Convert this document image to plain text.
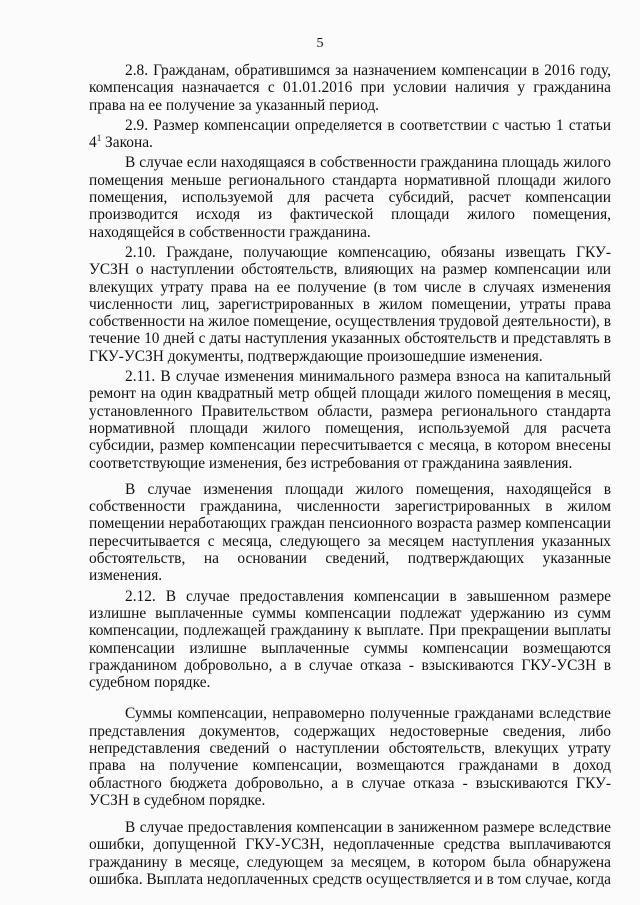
5

2.8. Гражданам, обратившимся за назначением компенсации в 2016 году, компенсация назначается с 01.01.2016 при условии наличия у гражданина права на ее получение за указанный период.

2.9. Размер компенсации определяется в соответствии с частью 1 статьи $4^1$ Закона.

В случае если находящаяся в собственности гражданина площадь жилого помещения меньше регионального стандарта нормативной площади жилого помещения, используемой для расчета субсидий, расчет компенсации производится исходя из фактической площади жилого помещения, находящейся в собственности гражданина.

2.10. Граждане, получающие компенсацию, обязаны извещать ГКУ-УСЗН о наступлении обстоятельств, влияющих на размер компенсации или влекущих утрату права на ее получение (в том числе в случаях изменения численности лиц, зарегистрированных в жилом помещении, утраты права собственности на жилое помещение, осуществления трудовой деятельности), в течение 10 дней с даты наступления указанных обстоятельств и представлять в ГКУ-УСЗН документы, подтверждающие произошедшие изменения.

2.11. В случае изменения минимального размера взноса на капитальный ремонт на один квадратный метр общей площади жилого помещения в месяц, установленного Правительством области, размера регионального стандарта нормативной площади жилого помещения, используемой для расчета субсидии, размер компенсации пересчитывается с месяца, в котором внесены соответствующие изменения, без истребования от гражданина заявления.

В случае изменения площади жилого помещения, находящейся в собственности гражданина, численности зарегистрированных в жилом помещении неработающих граждан пенсионного возраста размер компенсации пересчитывается с месяца, следующего за месяцем наступления указанных обстоятельств, на основании сведений, подтверждающих указанные изменения.

2.12. В случае предоставления компенсации в завышенном размере излишне выплаченные суммы компенсации подлежат удержанию из сумм компенсации, подлежащей гражданину к выплате. При прекращении выплаты компенсации излишне выплаченные суммы компенсации возмещаются гражданином добровольно, а в случае отказа - взыскиваются ГКУ-УСЗН в судебном порядке.

Суммы компенсации, неправомерно полученные гражданами вследствие представления документов, содержащих недостоверные сведения, либо непредставления сведений о наступлении обстоятельств, влекущих утрату права на получение компенсации, возмещаются гражданами в доход областного бюджета добровольно, а в случае отказа - взыскиваются ГКУ-УСЗН в судебном порядке.

В случае предоставления компенсации в заниженном размере вследствие ошибки, допущенной ГКУ-УСЗН, недоплаченные средства выплачиваются гражданину в месяце, следующем за месяцем, в котором была обнаружена ошибка. Выплата недоплаченных средств осуществляется и в том случае, когда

● **Stated goal**:
Skip every picture and transcribe the data above exactly.

● **Final result**:
Convert this document image to plain text.
5

2.8. Гражданам, обратившимся за назначением компенсации в 2016 году, компенсация назначается с 01.01.2016 при условии наличия у гражданина права на ее получение за указанный период.

2.9. Размер компенсации определяется в соответствии с частью 1 статьи $4^1$ Закона.

В случае если находящаяся в собственности гражданина площадь жилого помещения меньше регионального стандарта нормативной площади жилого помещения, используемой для расчета субсидий, расчет компенсации производится исходя из фактической площади жилого помещения, находящейся в собственности гражданина.

2.10. Граждане, получающие компенсацию, обязаны извещать ГКУ-УСЗН о наступлении обстоятельств, влияющих на размер компенсации или влекущих утрату права на ее получение (в том числе в случаях изменения численности лиц, зарегистрированных в жилом помещении, утраты права собственности на жилое помещение, осуществления трудовой деятельности), в течение 10 дней с даты наступления указанных обстоятельств и представлять в ГКУ-УСЗН документы, подтверждающие произошедшие изменения.

2.11. В случае изменения минимального размера взноса на капитальный ремонт на один квадратный метр общей площади жилого помещения в месяц, установленного Правительством области, размера регионального стандарта нормативной площади жилого помещения, используемой для расчета субсидии, размер компенсации пересчитывается с месяца, в котором внесены соответствующие изменения, без истребования от гражданина заявления.

В случае изменения площади жилого помещения, находящейся в собственности гражданина, численности зарегистрированных в жилом помещении неработающих граждан пенсионного возраста размер компенсации пересчитывается с месяца, следующего за месяцем наступления указанных обстоятельств, на основании сведений, подтверждающих указанные изменения.

2.12. В случае предоставления компенсации в завышенном размере излишне выплаченные суммы компенсации подлежат удержанию из сумм компенсации, подлежащей гражданину к выплате. При прекращении выплаты компенсации излишне выплаченные суммы компенсации возмещаются гражданином добровольно, а в случае отказа - взыскиваются ГКУ-УСЗН в судебном порядке.

Суммы компенсации, неправомерно полученные гражданами вследствие представления документов, содержащих недостоверные сведения, либо непредставления сведений о наступлении обстоятельств, влекущих утрату права на получение компенсации, возмещаются гражданами в доход областного бюджета добровольно, а в случае отказа - взыскиваются ГКУ-УСЗН в судебном порядке.

В случае предоставления компенсации в заниженном размере вследствие ошибки, допущенной ГКУ-УСЗН, недоплаченные средства выплачиваются гражданину в месяце, следующем за месяцем, в котором была обнаружена ошибка. Выплата недоплаченных средств осуществляется и в том случае, когда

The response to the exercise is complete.